[EXTRACTED ENTRIES]:

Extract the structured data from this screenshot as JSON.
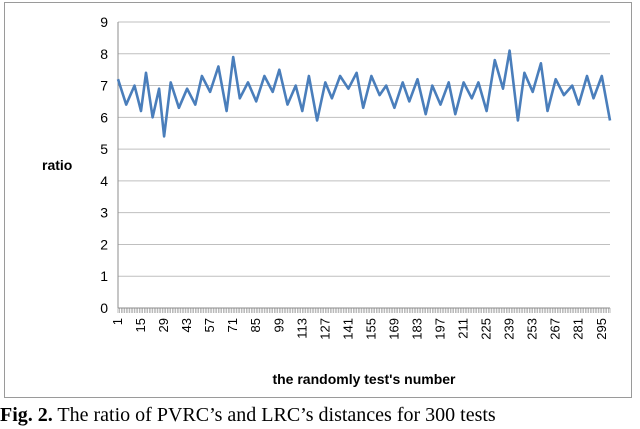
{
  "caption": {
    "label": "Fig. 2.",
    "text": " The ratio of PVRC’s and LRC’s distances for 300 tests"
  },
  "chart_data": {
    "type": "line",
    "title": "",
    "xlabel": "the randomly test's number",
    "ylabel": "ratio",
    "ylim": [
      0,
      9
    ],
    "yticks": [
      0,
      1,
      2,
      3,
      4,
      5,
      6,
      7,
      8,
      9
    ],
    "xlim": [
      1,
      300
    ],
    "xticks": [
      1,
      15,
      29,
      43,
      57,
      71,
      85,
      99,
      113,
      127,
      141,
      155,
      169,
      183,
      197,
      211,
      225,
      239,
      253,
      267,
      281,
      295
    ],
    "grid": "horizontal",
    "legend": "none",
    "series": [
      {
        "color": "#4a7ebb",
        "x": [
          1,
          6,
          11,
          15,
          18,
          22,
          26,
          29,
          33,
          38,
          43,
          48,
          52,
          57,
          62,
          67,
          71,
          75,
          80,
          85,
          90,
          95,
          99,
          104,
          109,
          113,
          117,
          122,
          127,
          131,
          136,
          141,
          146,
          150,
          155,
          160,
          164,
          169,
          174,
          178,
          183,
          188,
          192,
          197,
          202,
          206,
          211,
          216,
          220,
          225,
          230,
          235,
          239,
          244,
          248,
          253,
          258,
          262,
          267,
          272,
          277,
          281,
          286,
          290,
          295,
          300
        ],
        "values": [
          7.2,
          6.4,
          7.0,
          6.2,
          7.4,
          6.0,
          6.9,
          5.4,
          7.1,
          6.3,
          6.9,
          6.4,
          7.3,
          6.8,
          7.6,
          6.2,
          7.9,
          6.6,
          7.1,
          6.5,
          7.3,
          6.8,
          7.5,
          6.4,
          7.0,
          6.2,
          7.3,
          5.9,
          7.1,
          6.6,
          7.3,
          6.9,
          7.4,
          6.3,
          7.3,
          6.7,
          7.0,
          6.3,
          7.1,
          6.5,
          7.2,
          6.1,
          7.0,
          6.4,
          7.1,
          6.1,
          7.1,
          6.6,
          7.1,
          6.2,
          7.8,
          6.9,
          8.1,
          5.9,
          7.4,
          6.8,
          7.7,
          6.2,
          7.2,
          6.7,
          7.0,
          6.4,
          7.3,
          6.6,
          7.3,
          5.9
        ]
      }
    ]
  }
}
...
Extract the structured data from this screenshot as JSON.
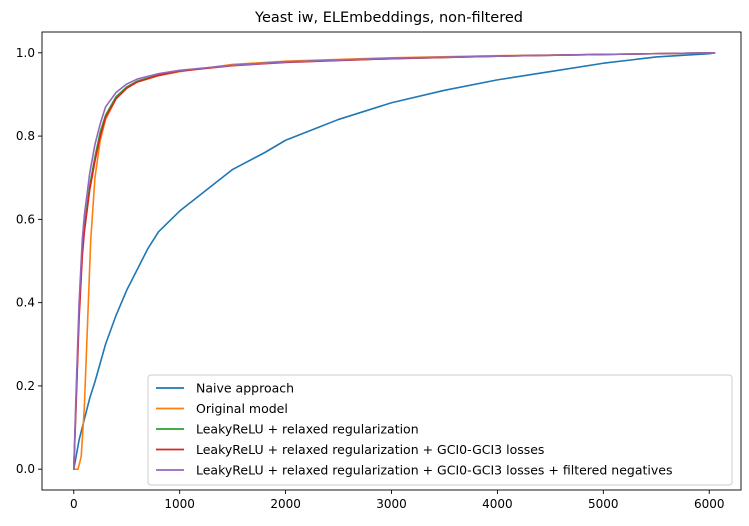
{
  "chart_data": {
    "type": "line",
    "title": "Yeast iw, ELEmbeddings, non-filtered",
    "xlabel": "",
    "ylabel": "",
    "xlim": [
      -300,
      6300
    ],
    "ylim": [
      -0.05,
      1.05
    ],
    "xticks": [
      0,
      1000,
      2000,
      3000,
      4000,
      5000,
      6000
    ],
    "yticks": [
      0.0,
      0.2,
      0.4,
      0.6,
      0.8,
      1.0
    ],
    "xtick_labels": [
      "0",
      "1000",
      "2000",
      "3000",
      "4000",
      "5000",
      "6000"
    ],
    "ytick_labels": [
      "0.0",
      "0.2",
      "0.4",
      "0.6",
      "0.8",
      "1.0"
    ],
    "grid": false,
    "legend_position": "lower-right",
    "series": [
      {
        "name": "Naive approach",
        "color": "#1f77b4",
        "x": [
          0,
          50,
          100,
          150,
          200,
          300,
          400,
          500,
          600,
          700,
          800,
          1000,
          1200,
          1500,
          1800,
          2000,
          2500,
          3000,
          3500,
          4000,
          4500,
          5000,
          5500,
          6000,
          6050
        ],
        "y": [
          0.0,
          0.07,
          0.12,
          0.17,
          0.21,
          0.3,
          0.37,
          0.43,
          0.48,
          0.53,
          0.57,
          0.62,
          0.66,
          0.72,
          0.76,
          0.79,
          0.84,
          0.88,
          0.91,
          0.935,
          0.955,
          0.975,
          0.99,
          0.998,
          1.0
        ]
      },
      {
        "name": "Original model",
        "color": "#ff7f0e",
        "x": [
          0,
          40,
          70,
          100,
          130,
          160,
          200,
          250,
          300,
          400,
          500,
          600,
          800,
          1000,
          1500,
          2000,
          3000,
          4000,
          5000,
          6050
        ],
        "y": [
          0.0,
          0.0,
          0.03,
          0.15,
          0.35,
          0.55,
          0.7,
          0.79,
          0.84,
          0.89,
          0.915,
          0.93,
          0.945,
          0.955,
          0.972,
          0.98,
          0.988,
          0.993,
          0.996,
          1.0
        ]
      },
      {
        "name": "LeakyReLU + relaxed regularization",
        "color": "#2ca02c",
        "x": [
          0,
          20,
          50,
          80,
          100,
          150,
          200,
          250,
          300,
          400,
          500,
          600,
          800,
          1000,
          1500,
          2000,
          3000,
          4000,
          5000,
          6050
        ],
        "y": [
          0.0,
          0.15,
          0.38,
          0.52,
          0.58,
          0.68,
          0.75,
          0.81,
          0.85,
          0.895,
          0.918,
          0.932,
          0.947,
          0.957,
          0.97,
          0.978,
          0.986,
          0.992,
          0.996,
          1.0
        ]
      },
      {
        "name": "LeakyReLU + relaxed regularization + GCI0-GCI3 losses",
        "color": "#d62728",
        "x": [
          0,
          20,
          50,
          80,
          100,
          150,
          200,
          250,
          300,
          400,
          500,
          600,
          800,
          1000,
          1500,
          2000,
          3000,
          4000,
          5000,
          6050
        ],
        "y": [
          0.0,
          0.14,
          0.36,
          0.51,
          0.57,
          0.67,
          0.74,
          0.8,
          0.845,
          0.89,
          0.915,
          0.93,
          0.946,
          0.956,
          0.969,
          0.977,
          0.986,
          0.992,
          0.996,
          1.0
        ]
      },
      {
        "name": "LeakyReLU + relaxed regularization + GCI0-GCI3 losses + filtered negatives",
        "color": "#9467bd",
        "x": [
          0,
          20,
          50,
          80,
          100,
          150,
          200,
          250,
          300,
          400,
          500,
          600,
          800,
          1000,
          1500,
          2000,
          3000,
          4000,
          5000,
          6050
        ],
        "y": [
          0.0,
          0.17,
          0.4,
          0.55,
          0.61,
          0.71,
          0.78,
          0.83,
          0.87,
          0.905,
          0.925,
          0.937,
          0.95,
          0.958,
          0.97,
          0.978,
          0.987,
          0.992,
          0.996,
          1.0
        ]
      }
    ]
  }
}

[EXERCISE TASK]:
Find every line in the records that has the string "relaxed", then state how many there are and nothing else.

[WRITTEN SOLUTION]:
3